TASK DESCRIPTION ::
Exactly reproduce each entry, leaving out nothing.

THE DATA ::
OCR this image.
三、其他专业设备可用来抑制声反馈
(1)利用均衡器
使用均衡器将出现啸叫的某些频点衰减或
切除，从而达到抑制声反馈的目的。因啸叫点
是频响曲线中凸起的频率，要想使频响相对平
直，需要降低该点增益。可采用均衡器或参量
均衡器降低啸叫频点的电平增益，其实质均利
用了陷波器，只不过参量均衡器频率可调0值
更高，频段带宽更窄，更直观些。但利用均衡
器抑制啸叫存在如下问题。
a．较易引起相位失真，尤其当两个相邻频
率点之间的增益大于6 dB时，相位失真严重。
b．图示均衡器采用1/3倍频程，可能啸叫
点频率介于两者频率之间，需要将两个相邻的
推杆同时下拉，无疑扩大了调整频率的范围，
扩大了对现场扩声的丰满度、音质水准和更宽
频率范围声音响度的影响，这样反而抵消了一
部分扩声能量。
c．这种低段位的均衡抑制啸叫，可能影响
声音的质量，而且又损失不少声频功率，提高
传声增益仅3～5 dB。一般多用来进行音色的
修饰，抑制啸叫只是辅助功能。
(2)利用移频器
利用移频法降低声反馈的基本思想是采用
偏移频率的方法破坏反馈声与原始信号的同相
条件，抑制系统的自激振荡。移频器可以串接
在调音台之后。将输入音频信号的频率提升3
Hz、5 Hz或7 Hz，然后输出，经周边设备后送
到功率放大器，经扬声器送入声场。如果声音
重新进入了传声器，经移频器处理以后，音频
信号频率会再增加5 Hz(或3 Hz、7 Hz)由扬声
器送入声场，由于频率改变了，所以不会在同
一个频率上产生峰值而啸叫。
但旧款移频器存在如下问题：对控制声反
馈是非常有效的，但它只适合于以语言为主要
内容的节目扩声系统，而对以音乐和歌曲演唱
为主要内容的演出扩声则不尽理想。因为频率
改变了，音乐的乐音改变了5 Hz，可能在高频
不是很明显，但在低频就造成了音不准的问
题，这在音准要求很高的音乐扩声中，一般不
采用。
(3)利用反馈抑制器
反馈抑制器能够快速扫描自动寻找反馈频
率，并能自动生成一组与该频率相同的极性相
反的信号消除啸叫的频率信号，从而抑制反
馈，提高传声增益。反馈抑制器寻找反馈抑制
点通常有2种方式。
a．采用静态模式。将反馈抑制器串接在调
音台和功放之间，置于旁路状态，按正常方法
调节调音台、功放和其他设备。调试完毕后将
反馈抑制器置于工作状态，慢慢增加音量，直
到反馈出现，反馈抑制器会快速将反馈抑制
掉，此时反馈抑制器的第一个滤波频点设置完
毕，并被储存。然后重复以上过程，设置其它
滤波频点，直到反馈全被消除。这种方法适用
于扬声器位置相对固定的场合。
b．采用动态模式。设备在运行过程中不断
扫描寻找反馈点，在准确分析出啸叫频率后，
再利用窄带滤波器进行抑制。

RESPONSE BELOW ::
OCR this image.
三、其他专业设备可用来抑制声反馈
(1)利用均衡器
使用均衡器将出现啸叫的某些频点衰减或
切除，从而达到抑制声反馈的目的。因啸叫点
是频响曲线中凸起的频率，要想使频响相对平
直，需要降低该点增益。可采用均衡器或参量
均衡器降低啸叫频点的电平增益，其实质均利
用了陷波器，只不过参量均衡器频率可调0值
更高，频段带宽更窄，更直观些。但利用均衡
器抑制啸叫存在如下问题。
a．较易引起相位失真，尤其当两个相邻频
率点之间的增益大于6 dB时，相位失真严重。
b．图示均衡器采用1/3倍频程，可能啸叫
点频率介于两者频率之间，需要将两个相邻的
推杆同时下拉，无疑扩大了调整频率的范围，
扩大了对现场扩声的丰满度、音质水准和更宽
频率范围声音响度的影响，这样反而抵消了一
部分扩声能量。
c．这种低段位的均衡抑制啸叫，可能影响
声音的质量，而且又损失不少声频功率，提高
传声增益仅3～5 dB。一般多用来进行音色的
修饰，抑制啸叫只是辅助功能。
(2)利用移频器
利用移频法降低声反馈的基本思想是采用
偏移频率的方法破坏反馈声与原始信号的同相
条件，抑制系统的自激振荡。移频器可以串接
在调音台之后。将输入音频信号的频率提升3
Hz、5 Hz或7 Hz，然后输出，经周边设备后送
到功率放大器，经扬声器送入声场。如果声音
重新进入了传声器，经移频器处理以后，音频
信号频率会再增加5 Hz(或3 Hz、7 Hz)由扬声
器送入声场，由于频率改变了，所以不会在同
一个频率上产生峰值而啸叫。
但旧款移频器存在如下问题：对控制声反
馈是非常有效的，但它只适合于以语言为主要
内容的节目扩声系统，而对以音乐和歌曲演唱
为主要内容的演出扩声则不尽理想。因为频率
改变了，音乐的乐音改变了5 Hz，可能在高频
不是很明显，但在低频就造成了音不准的问
题，这在音准要求很高的音乐扩声中，一般不
采用。
(3)利用反馈抑制器
反馈抑制器能够快速扫描自动寻找反馈频
率，并能自动生成一组与该频率相同的极性相
反的信号消除啸叫的频率信号，从而抑制反
馈，提高传声增益。反馈抑制器寻找反馈抑制
点通常有2种方式。
a．采用静态模式。将反馈抑制器串接在调
音台和功放之间，置于旁路状态，按正常方法
调节调音台、功放和其他设备。调试完毕后将
反馈抑制器置于工作状态，慢慢增加音量，直
到反馈出现，反馈抑制器会快速将反馈抑制
掉，此时反馈抑制器的第一个滤波频点设置完
毕，并被储存。然后重复以上过程，设置其它
滤波频点，直到反馈全被消除。这种方法适用
于扬声器位置相对固定的场合。
b．采用动态模式。设备在运行过程中不断
扫描寻找反馈点，在准确分析出啸叫频率后，
再利用窄带滤波器进行抑制。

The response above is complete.